** Selected excerpt **

Content starts

T-2 toxin induces degenerative articular changes in rodents: Link to Kaschin-Beck disease

Osteoarthritis (OA) is a degenerative joint disease that is characterized by joint pain and a progressive loss of articular cartilage. Kaschin-Beck Disease is a form of endemic OA in China whose etiology is unclear, but epidemiological data indicate a possible link to trichothecenes mycotoxin exposure. In vitro, T-2 toxin, a trichothecenes mycotoxin, has been demonstrated to inhibit aggrecan synthesis and promote aggrecanase and pro-inflammatory cytokine production in cultured chondrocytes. To assess the effects of T-2 toxin on articular cartilage in vivo, Wistar rats were fed a diet containing T-2 toxin (100 ng/kg chow) for six and ten months. Following six months of T-2 toxin exposure, histopathological changes in femorotibial cartilage were characterized by chondrocyte degeneration/necrosis and loss, chondrocyte clones, and loss of proteoglycan staining of articular cartilage, sometimes involving the entire thickness of the cartilage in the tibial plateaus and femoral condyles. By ten months, in addition to these changes, there was evidence of cartilage fibration in some rats. In conclusion, T-2 toxin exposure in rats induced degenerative lesions in articular cartilage similar to spontaneous OA, lending support to an etiologic role of mycotoxins in Kaschin-Beck Disease. T-2 toxin-induced degenerative joint disease may be a useful model of metabolic polyarticular OA.

Content ends

** Data records **

Content starts

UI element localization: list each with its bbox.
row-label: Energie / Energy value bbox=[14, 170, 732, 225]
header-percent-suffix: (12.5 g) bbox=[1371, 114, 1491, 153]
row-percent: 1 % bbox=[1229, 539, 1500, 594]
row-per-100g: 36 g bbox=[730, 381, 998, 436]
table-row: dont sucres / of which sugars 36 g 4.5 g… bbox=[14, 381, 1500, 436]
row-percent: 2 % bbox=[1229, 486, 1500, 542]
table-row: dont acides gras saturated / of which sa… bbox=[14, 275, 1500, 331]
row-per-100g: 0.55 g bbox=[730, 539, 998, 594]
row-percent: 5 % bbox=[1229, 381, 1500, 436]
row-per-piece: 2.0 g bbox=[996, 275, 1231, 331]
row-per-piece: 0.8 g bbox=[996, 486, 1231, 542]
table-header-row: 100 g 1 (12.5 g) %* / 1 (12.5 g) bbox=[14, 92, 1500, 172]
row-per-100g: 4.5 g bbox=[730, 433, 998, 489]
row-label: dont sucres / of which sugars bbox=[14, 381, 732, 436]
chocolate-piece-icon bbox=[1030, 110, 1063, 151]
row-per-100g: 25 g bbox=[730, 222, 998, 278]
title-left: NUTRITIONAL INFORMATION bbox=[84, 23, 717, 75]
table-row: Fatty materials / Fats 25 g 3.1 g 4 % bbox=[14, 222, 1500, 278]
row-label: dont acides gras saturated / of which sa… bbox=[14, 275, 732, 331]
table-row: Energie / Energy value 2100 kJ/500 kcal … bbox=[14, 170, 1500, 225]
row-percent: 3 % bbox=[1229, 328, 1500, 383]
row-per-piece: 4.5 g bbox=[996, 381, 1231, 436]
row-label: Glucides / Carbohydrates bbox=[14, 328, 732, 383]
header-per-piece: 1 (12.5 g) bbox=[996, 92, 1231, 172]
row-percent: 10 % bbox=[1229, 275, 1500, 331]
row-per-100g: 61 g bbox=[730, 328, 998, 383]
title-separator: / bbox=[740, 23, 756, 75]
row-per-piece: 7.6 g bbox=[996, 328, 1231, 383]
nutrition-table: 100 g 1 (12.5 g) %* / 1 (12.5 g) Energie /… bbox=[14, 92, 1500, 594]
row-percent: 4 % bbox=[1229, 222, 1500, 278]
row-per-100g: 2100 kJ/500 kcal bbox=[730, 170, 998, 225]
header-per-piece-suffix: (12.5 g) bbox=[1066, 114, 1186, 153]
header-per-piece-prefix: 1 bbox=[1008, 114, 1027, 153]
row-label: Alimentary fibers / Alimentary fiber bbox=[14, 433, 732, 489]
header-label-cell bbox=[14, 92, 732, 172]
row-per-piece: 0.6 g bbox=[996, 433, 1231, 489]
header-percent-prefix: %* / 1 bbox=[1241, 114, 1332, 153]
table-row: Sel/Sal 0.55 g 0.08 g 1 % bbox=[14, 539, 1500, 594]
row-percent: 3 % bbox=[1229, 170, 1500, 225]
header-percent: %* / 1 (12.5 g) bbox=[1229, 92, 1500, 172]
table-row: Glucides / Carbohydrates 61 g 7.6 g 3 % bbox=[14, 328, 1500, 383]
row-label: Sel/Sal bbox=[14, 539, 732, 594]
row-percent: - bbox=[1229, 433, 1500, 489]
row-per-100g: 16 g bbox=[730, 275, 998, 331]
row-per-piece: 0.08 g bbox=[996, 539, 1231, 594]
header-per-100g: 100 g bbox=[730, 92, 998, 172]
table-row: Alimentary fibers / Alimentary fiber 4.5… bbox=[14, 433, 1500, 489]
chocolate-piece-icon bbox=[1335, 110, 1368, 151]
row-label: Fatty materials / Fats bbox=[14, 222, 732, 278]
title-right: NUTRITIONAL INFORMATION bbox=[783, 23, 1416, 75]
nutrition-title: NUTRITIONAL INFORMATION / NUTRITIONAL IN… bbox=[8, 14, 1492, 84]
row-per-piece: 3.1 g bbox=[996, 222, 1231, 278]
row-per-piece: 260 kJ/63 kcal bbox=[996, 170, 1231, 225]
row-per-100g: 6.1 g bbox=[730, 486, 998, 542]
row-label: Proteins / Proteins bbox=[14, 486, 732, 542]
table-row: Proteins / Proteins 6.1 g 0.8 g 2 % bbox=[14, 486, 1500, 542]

Content ends

** Problem requirements **
Decide whether each statement agrees with the abstract on T-2 toxin, answering yes or no and quoting the words that decide it. 1. The rats received T-2 toxin in their diet for six and ten months. 2. After six months, every rat showed cartilage fibration. 3. The cause of Kaschin-Beck Disease is established. This material was taken from a different source than the abstract.

** Answer to this task **
1. Yes: "Wistar rats were fed a diet containing T-2 toxin (100 ng/kg chow) for six and ten months."
2. No: "By ten months, in addition to these changes, there was evidence of cartilage fibration in some rats."
3. No: "Kaschin-Beck Disease is a form of endemic OA in China whose etiology is unclear"